__TASK STATEMENT__: Write out the listing below without alteration, omitting its pictures.

(Stored records)

************

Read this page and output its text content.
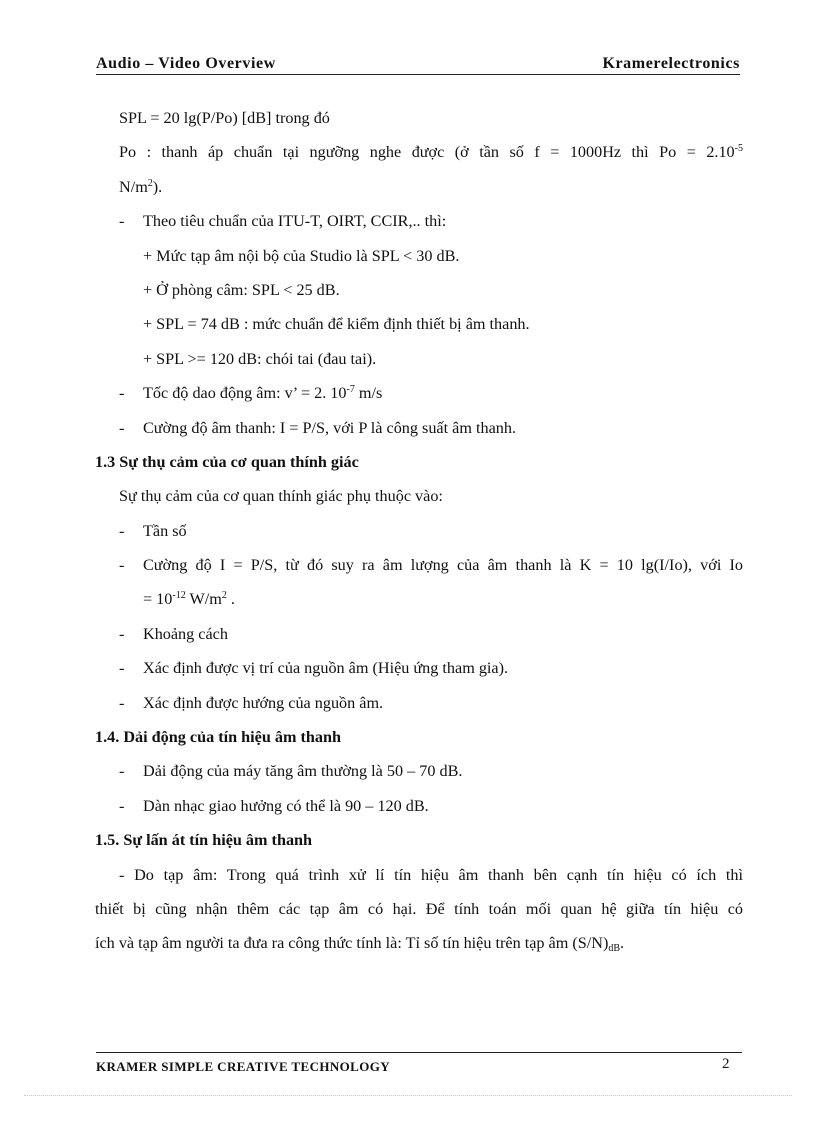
Audio – Video Overview	Kramerelectronics
SPL = 20 lg(P/Po) [dB] trong đó
Po : thanh áp chuẩn tại ngưỡng nghe được (ở tần số f = 1000Hz thì $Po = 2.10^{-5}$
$N/m^2$).
- Theo tiêu chuẩn của ITU-T, OIRT, CCIR,.. thì:
+ Mức tạp âm nội bộ của Studio là SPL < 30 dB.
+ Ở phòng câm: SPL < 25 dB.
+ SPL = 74 dB : mức chuẩn để kiểm định thiết bị âm thanh.
+ SPL >= 120 dB: chói tai (đau tai).
- Tốc độ dao động âm: v’ = 2. $10^{-7}$ m/s
- Cường độ âm thanh: I = P/S, với P là công suất âm thanh.
1.3 Sự thụ cảm của cơ quan thính giác
Sự thụ cảm của cơ quan thính giác phụ thuộc vào:
- Tần số
- Cường độ I = P/S, từ đó suy ra âm lượng của âm thanh là K = 10 lg(I/Io), với Io
= $10^{-12}$ $W/m^2$ .
- Khoảng cách
- Xác định được vị trí của nguồn âm (Hiệu ứng tham gia).
- Xác định được hướng của nguồn âm.
1.4. Dải động của tín hiệu âm thanh
- Dải động của máy tăng âm thường là 50 – 70 dB.
- Dàn nhạc giao hưởng có thể là 90 – 120 dB.
1.5. Sự lấn át tín hiệu âm thanh
- Do tạp âm: Trong quá trình xử lí tín hiệu âm thanh bên cạnh tín hiệu có ích thì
thiết bị cũng nhận thêm các tạp âm có hại. Để tính toán mối quan hệ giữa tín hiệu có
ích và tạp âm người ta đưa ra công thức tính là: Tỉ số tín hiệu trên tạp âm $(S/N)_{dB}$.
KRAMER SIMPLE CREATIVE TECHNOLOGY	2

************

__CORRECT RESPONSE__:
Read this page and output its text content.
Audio – Video Overview	Kramerelectronics
SPL = 20 lg(P/Po) [dB] trong đó
Po : thanh áp chuẩn tại ngưỡng nghe được (ở tần số f = 1000Hz thì $Po = 2.10^{-5}$
$N/m^2$).
- Theo tiêu chuẩn của ITU-T, OIRT, CCIR,.. thì:
+ Mức tạp âm nội bộ của Studio là SPL < 30 dB.
+ Ở phòng câm: SPL < 25 dB.
+ SPL = 74 dB : mức chuẩn để kiểm định thiết bị âm thanh.
+ SPL >= 120 dB: chói tai (đau tai).
- Tốc độ dao động âm: v’ = 2. $10^{-7}$ m/s
- Cường độ âm thanh: I = P/S, với P là công suất âm thanh.
1.3 Sự thụ cảm của cơ quan thính giác
Sự thụ cảm của cơ quan thính giác phụ thuộc vào:
- Tần số
- Cường độ I = P/S, từ đó suy ra âm lượng của âm thanh là K = 10 lg(I/Io), với Io
= $10^{-12}$ $W/m^2$ .
- Khoảng cách
- Xác định được vị trí của nguồn âm (Hiệu ứng tham gia).
- Xác định được hướng của nguồn âm.
1.4. Dải động của tín hiệu âm thanh
- Dải động của máy tăng âm thường là 50 – 70 dB.
- Dàn nhạc giao hưởng có thể là 90 – 120 dB.
1.5. Sự lấn át tín hiệu âm thanh
- Do tạp âm: Trong quá trình xử lí tín hiệu âm thanh bên cạnh tín hiệu có ích thì
thiết bị cũng nhận thêm các tạp âm có hại. Để tính toán mối quan hệ giữa tín hiệu có
ích và tạp âm người ta đưa ra công thức tính là: Tỉ số tín hiệu trên tạp âm $(S/N)_{dB}$.
KRAMER SIMPLE CREATIVE TECHNOLOGY	2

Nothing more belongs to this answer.